[Stored dataset items]
▼▼▼

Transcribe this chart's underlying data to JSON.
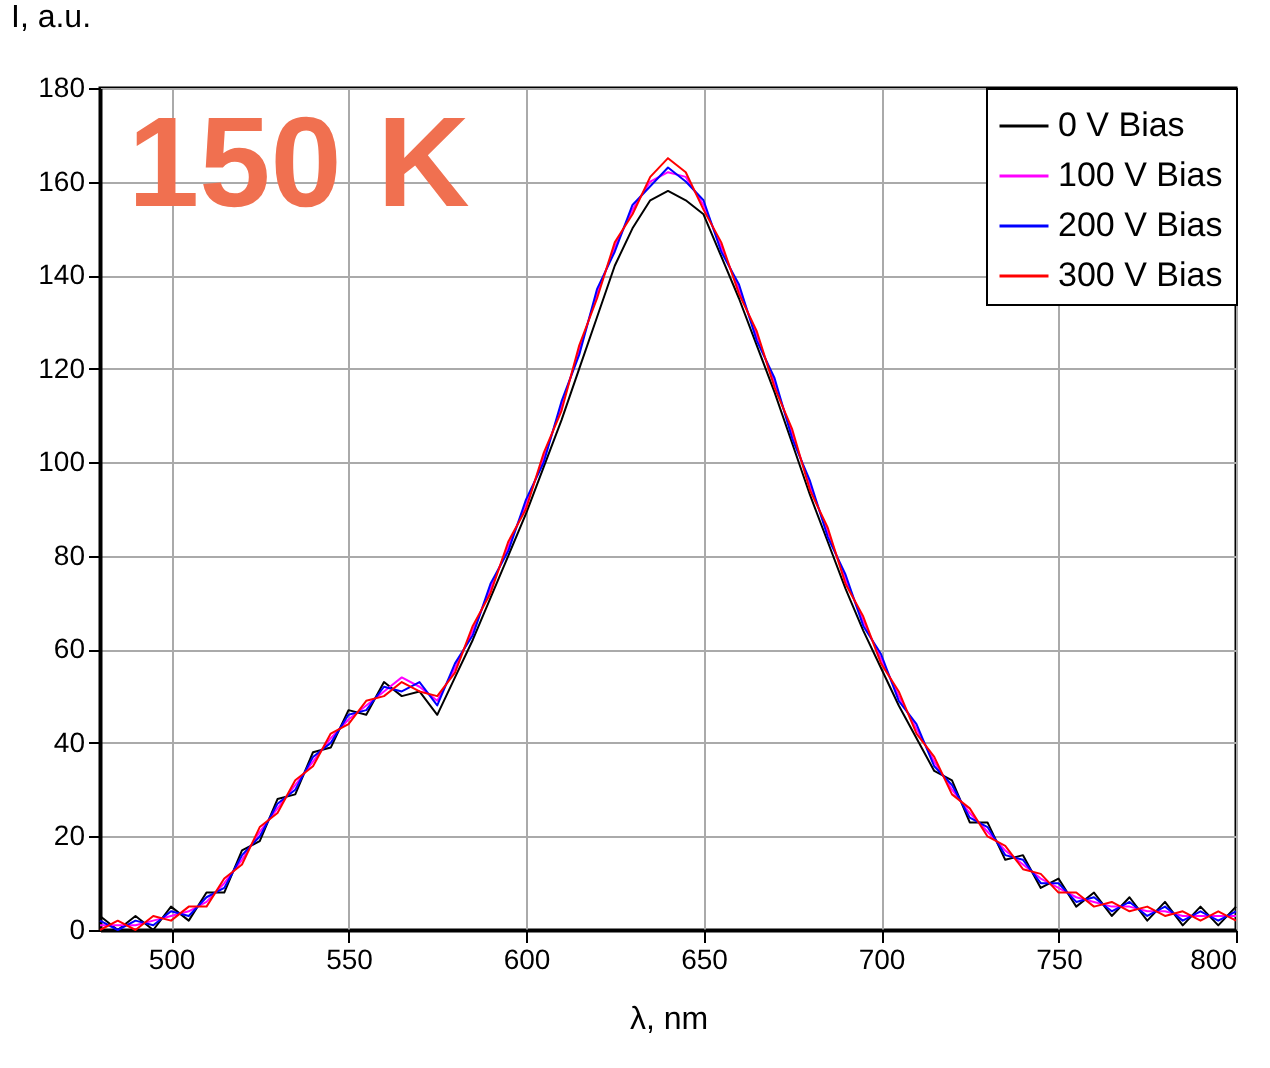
{
  "chart_data": {
    "type": "line",
    "xlabel": "λ, nm",
    "ylabel": "I, a.u.",
    "annotations": [
      "150 K"
    ],
    "x": [
      480,
      485,
      490,
      495,
      500,
      505,
      510,
      515,
      520,
      525,
      530,
      535,
      540,
      545,
      550,
      555,
      560,
      565,
      570,
      575,
      580,
      585,
      590,
      595,
      600,
      605,
      610,
      615,
      620,
      625,
      630,
      635,
      640,
      645,
      650,
      655,
      660,
      665,
      670,
      675,
      680,
      685,
      690,
      695,
      700,
      705,
      710,
      715,
      720,
      725,
      730,
      735,
      740,
      745,
      750,
      755,
      760,
      765,
      770,
      775,
      780,
      785,
      790,
      795,
      800
    ],
    "series": [
      {
        "name": "0 V Bias",
        "color": "#000000",
        "values": [
          3,
          0,
          3,
          0,
          5,
          2,
          8,
          8,
          17,
          19,
          28,
          29,
          38,
          39,
          47,
          46,
          53,
          50,
          51,
          46,
          54,
          62,
          71,
          80,
          89,
          99,
          109,
          120,
          131,
          142,
          150,
          156,
          158,
          156,
          153,
          144,
          135,
          125,
          115,
          104,
          93,
          83,
          73,
          64,
          56,
          48,
          41,
          34,
          32,
          23,
          23,
          15,
          16,
          9,
          11,
          5,
          8,
          3,
          7,
          2,
          6,
          1,
          5,
          1,
          5
        ]
      },
      {
        "name": "100 V Bias",
        "color": "#ff00ff",
        "values": [
          1,
          1,
          1,
          2,
          3,
          4,
          6,
          10,
          15,
          21,
          26,
          31,
          36,
          41,
          45,
          48,
          51,
          54,
          52,
          49,
          56,
          64,
          73,
          82,
          91,
          101,
          112,
          124,
          136,
          146,
          154,
          160,
          162,
          161,
          155,
          146,
          137,
          127,
          117,
          106,
          95,
          85,
          75,
          66,
          58,
          50,
          43,
          36,
          30,
          25,
          21,
          17,
          14,
          11,
          9,
          7,
          6,
          5,
          5,
          4,
          4,
          3,
          3,
          3,
          3
        ]
      },
      {
        "name": "200 V Bias",
        "color": "#0000ff",
        "values": [
          2,
          0,
          2,
          1,
          4,
          3,
          7,
          9,
          16,
          20,
          27,
          30,
          37,
          40,
          46,
          47,
          52,
          51,
          53,
          48,
          57,
          63,
          74,
          81,
          92,
          100,
          113,
          123,
          137,
          145,
          155,
          159,
          163,
          160,
          156,
          145,
          138,
          126,
          118,
          105,
          96,
          84,
          76,
          65,
          59,
          49,
          44,
          35,
          31,
          24,
          22,
          16,
          15,
          10,
          10,
          6,
          7,
          4,
          6,
          3,
          5,
          2,
          4,
          2,
          4
        ]
      },
      {
        "name": "300 V Bias",
        "color": "#ff0000",
        "values": [
          0,
          2,
          0,
          3,
          2,
          5,
          5,
          11,
          14,
          22,
          25,
          32,
          35,
          42,
          44,
          49,
          50,
          53,
          51,
          50,
          55,
          65,
          72,
          83,
          90,
          102,
          111,
          125,
          135,
          147,
          153,
          161,
          165,
          162,
          154,
          147,
          136,
          128,
          116,
          107,
          94,
          86,
          74,
          67,
          57,
          51,
          42,
          37,
          29,
          26,
          20,
          18,
          13,
          12,
          8,
          8,
          5,
          6,
          4,
          5,
          3,
          4,
          2,
          4,
          2
        ]
      }
    ],
    "xlim": [
      480,
      800
    ],
    "xticks": [
      500,
      550,
      600,
      650,
      700,
      750,
      800
    ],
    "ylim": [
      0,
      180
    ],
    "yticks": [
      0,
      20,
      40,
      60,
      80,
      100,
      120,
      140,
      160,
      180
    ],
    "grid": true,
    "legend": "top right",
    "marker": "none",
    "line_style": "solid"
  }
}
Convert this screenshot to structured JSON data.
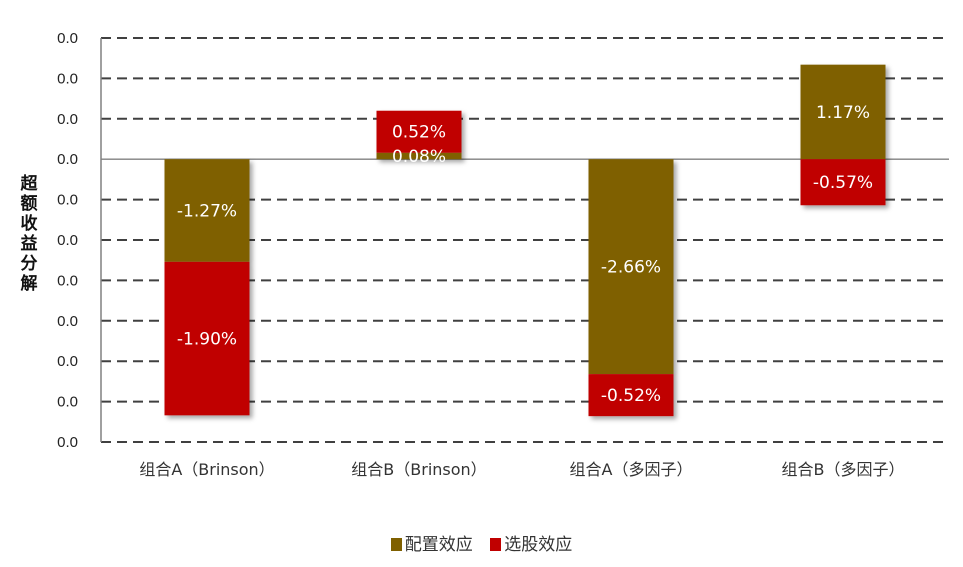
{
  "chart_data": {
    "type": "bar",
    "stacked": true,
    "title": "",
    "xlabel": "",
    "ylabel": "超额收益分解",
    "categories": [
      "组合A（Brinson）",
      "组合B（Brinson）",
      "组合A（多因子）",
      "组合B（多因子）"
    ],
    "series": [
      {
        "name": "配置效应",
        "color": "#7F6000",
        "values": [
          -1.27,
          0.08,
          -2.66,
          1.17
        ],
        "labels": [
          "-1.27%",
          "0.08%",
          "-2.66%",
          "1.17%"
        ]
      },
      {
        "name": "选股效应",
        "color": "#C00000",
        "values": [
          -1.9,
          0.52,
          -0.52,
          -0.57
        ],
        "labels": [
          "-1.90%",
          "0.52%",
          "-0.52%",
          "-0.57%"
        ]
      }
    ],
    "y_tick_labels": [
      "0.0",
      "0.0",
      "0.0",
      "0.0",
      "0.0",
      "0.0",
      "0.0",
      "0.0",
      "0.0",
      "0.0",
      "0.0"
    ],
    "ylim": [
      -0.035,
      0.015
    ],
    "grid": true,
    "grid_style": "dashed",
    "legend_position": "bottom"
  },
  "legend": {
    "items": [
      {
        "label": "配置效应",
        "color": "#7F6000"
      },
      {
        "label": "选股效应",
        "color": "#C00000"
      }
    ]
  }
}
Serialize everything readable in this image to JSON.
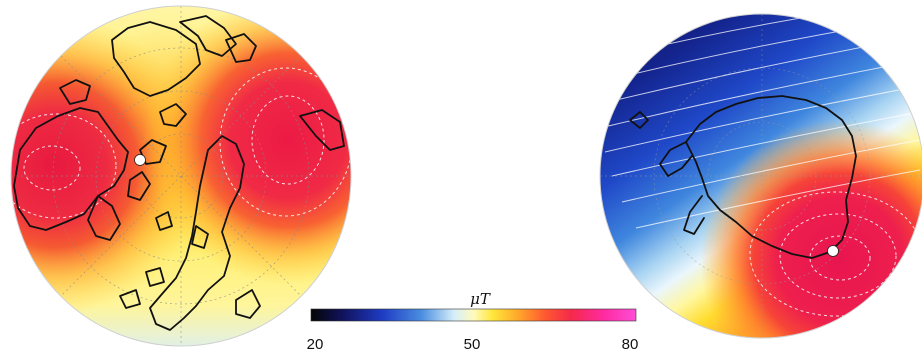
{
  "maps": [
    {
      "hemisphere": "north",
      "pole_marker": "white-dot"
    },
    {
      "hemisphere": "south",
      "pole_marker": "white-dot"
    }
  ],
  "colorbar": {
    "unit": "μT",
    "min_label": "20",
    "mid_label": "50",
    "max_label": "80",
    "range": [
      20,
      80
    ],
    "colors": [
      "#050505",
      "#11135e",
      "#1f3cc4",
      "#4a8ee0",
      "#d4eefb",
      "#fffbbd",
      "#ffe63a",
      "#ffa52a",
      "#ff5930",
      "#f5294b",
      "#ff2aa0",
      "#ff4fd6"
    ]
  }
}
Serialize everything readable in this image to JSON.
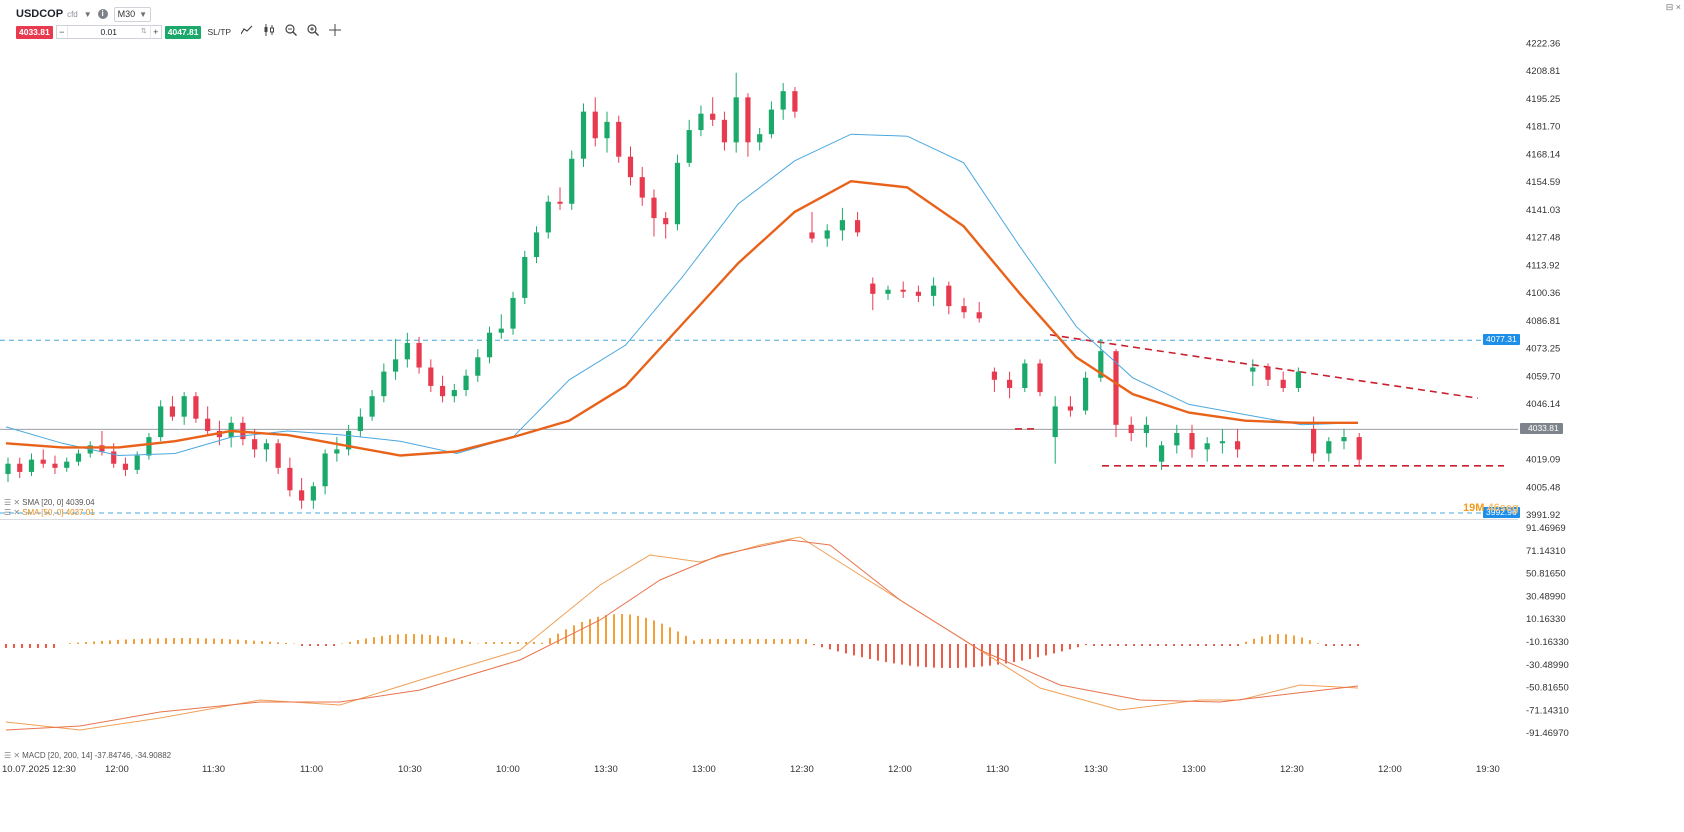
{
  "header": {
    "symbol": "USDCOP",
    "symbol_tag": "cfd",
    "timeframe": "M30",
    "window_controls": "⊟ ×"
  },
  "trade": {
    "sell_price": "4033.81",
    "volume": "0.01",
    "buy_price": "4047.81",
    "minus": "−",
    "plus": "+",
    "sltp_label": "SL/TP"
  },
  "legend": {
    "sma20": "SMA [20, 0] 4039.04",
    "sma50": "SMA [50, 0] 4037.01",
    "macd": "MACD [20, 200, 14] -37.84746, -34.90882"
  },
  "countdown": {
    "minutes": "19M",
    "seconds": "46seg"
  },
  "badges": {
    "current_price": "4033.81",
    "level_upper": "4077.31",
    "level_lower": "3992.96"
  },
  "colors": {
    "up": "#1aa96a",
    "down": "#e83a4f",
    "sma20": "#4aa8de",
    "sma50": "#e8621a",
    "level_line": "#4aa8de",
    "trendline": "#c8202f",
    "macd_hist_pos": "#f2a03a",
    "macd_hist_neg": "#ec5a48",
    "macd_line": "#f0a057",
    "signal_line": "#e8744e",
    "badge_blue": "#1e8fe8",
    "badge_gray": "#7e848c"
  },
  "icons": [
    "info-icon",
    "chevron-down-icon",
    "line-chart-icon",
    "candles-icon",
    "zoom-out-icon",
    "zoom-in-icon",
    "crosshair-icon"
  ],
  "chart_data": {
    "type": "candlestick",
    "price_axis_ticks": [
      "4222.36",
      "4208.81",
      "4195.25",
      "4181.70",
      "4168.14",
      "4154.59",
      "4141.03",
      "4127.48",
      "4113.92",
      "4100.36",
      "4086.81",
      "4073.25",
      "4059.70",
      "4046.14",
      "4019.09",
      "4005.48",
      "3991.92"
    ],
    "macd_axis_ticks": [
      "91.46969",
      "71.14310",
      "50.81650",
      "30.48990",
      "10.16330",
      "-10.16330",
      "-30.48990",
      "-50.81650",
      "-71.14310",
      "-91.46970"
    ],
    "time_labels": [
      "10.07.2025 12:30",
      "12:00",
      "11:30",
      "11:00",
      "10:30",
      "10:00",
      "13:30",
      "13:00",
      "12:30",
      "12:00",
      "11:30",
      "13:30",
      "13:00",
      "12:30",
      "12:00",
      "19:30"
    ],
    "price_range": [
      3990,
      4224
    ],
    "horizontal_levels": [
      4077.31,
      3992.96
    ],
    "current_price": 4033.81,
    "candles_ohlc_approx": [
      [
        4012,
        4020,
        4008,
        4017
      ],
      [
        4017,
        4020,
        4010,
        4013
      ],
      [
        4013,
        4022,
        4011,
        4019
      ],
      [
        4019,
        4024,
        4015,
        4017
      ],
      [
        4017,
        4021,
        4012,
        4015
      ],
      [
        4015,
        4020,
        4013,
        4018
      ],
      [
        4018,
        4024,
        4016,
        4022
      ],
      [
        4022,
        4028,
        4020,
        4026
      ],
      [
        4026,
        4033,
        4021,
        4023
      ],
      [
        4023,
        4027,
        4015,
        4017
      ],
      [
        4017,
        4020,
        4011,
        4014
      ],
      [
        4014,
        4023,
        4012,
        4021
      ],
      [
        4021,
        4032,
        4019,
        4030
      ],
      [
        4030,
        4048,
        4028,
        4045
      ],
      [
        4045,
        4050,
        4038,
        4040
      ],
      [
        4040,
        4052,
        4036,
        4050
      ],
      [
        4050,
        4052,
        4037,
        4039
      ],
      [
        4039,
        4045,
        4031,
        4033
      ],
      [
        4033,
        4038,
        4026,
        4030
      ],
      [
        4030,
        4040,
        4025,
        4037
      ],
      [
        4037,
        4040,
        4026,
        4029
      ],
      [
        4029,
        4034,
        4020,
        4024
      ],
      [
        4024,
        4029,
        4018,
        4027
      ],
      [
        4027,
        4029,
        4012,
        4015
      ],
      [
        4015,
        4020,
        4001,
        4004
      ],
      [
        4004,
        4010,
        3995,
        3999
      ],
      [
        3999,
        4008,
        3995,
        4006
      ],
      [
        4006,
        4024,
        4002,
        4022
      ],
      [
        4022,
        4030,
        4018,
        4024
      ],
      [
        4024,
        4036,
        4021,
        4033
      ],
      [
        4033,
        4044,
        4030,
        4040
      ],
      [
        4040,
        4053,
        4038,
        4050
      ],
      [
        4050,
        4066,
        4047,
        4062
      ],
      [
        4062,
        4078,
        4058,
        4068
      ],
      [
        4068,
        4081,
        4064,
        4076
      ],
      [
        4076,
        4079,
        4061,
        4064
      ],
      [
        4064,
        4068,
        4052,
        4055
      ],
      [
        4055,
        4060,
        4047,
        4050
      ],
      [
        4050,
        4056,
        4047,
        4053
      ],
      [
        4053,
        4063,
        4050,
        4060
      ],
      [
        4060,
        4073,
        4057,
        4069
      ],
      [
        4069,
        4084,
        4066,
        4081
      ],
      [
        4081,
        4090,
        4078,
        4083
      ],
      [
        4083,
        4101,
        4080,
        4098
      ],
      [
        4098,
        4121,
        4095,
        4118
      ],
      [
        4118,
        4133,
        4115,
        4130
      ],
      [
        4130,
        4148,
        4127,
        4145
      ],
      [
        4145,
        4152,
        4141,
        4144
      ],
      [
        4144,
        4170,
        4141,
        4166
      ],
      [
        4166,
        4193,
        4162,
        4189
      ],
      [
        4189,
        4196,
        4172,
        4176
      ],
      [
        4176,
        4189,
        4169,
        4184
      ],
      [
        4184,
        4187,
        4164,
        4167
      ],
      [
        4167,
        4172,
        4153,
        4157
      ],
      [
        4157,
        4162,
        4143,
        4147
      ],
      [
        4147,
        4151,
        4128,
        4137
      ],
      [
        4137,
        4140,
        4127,
        4134
      ],
      [
        4134,
        4168,
        4131,
        4164
      ],
      [
        4164,
        4185,
        4162,
        4180
      ],
      [
        4180,
        4192,
        4177,
        4188
      ],
      [
        4188,
        4196,
        4182,
        4185
      ],
      [
        4185,
        4189,
        4170,
        4174
      ],
      [
        4174,
        4208,
        4169,
        4196
      ],
      [
        4196,
        4198,
        4167,
        4174
      ],
      [
        4174,
        4181,
        4170,
        4178
      ],
      [
        4178,
        4194,
        4176,
        4190
      ],
      [
        4190,
        4203,
        4185,
        4199
      ],
      [
        4199,
        4201,
        4186,
        4189
      ]
    ],
    "sma20": [
      4035,
      4027,
      4021,
      4022,
      4030,
      4033,
      4031,
      4028,
      4022,
      4030,
      4058,
      4075,
      4108,
      4144,
      4165,
      4178,
      4177,
      4164,
      4123,
      4084,
      4059,
      4046,
      4041,
      4036,
      4037
    ],
    "sma50": [
      4027,
      4025,
      4025,
      4028,
      4033,
      4031,
      4026,
      4021,
      4023,
      4030,
      4038,
      4055,
      4085,
      4115,
      4140,
      4155,
      4152,
      4133,
      4100,
      4069,
      4051,
      4042,
      4038,
      4037,
      4037
    ],
    "macd_histogram_trend": "positive hump around 13:30 (~30), negative trough around 11:30-13:30 (~-25), small positive near 12:30"
  }
}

▲▲▲

• **THE EXERCISE**
Copy out each line of the records where the string "JSON" appears.

• **EXERCISE RESULT**
Transcribe this chart's underlying data to JSON.
Convert this screenshot to structured JSON data.
Serialize everything readable in this image to JSON.
Serialize everything readable in this image to JSON.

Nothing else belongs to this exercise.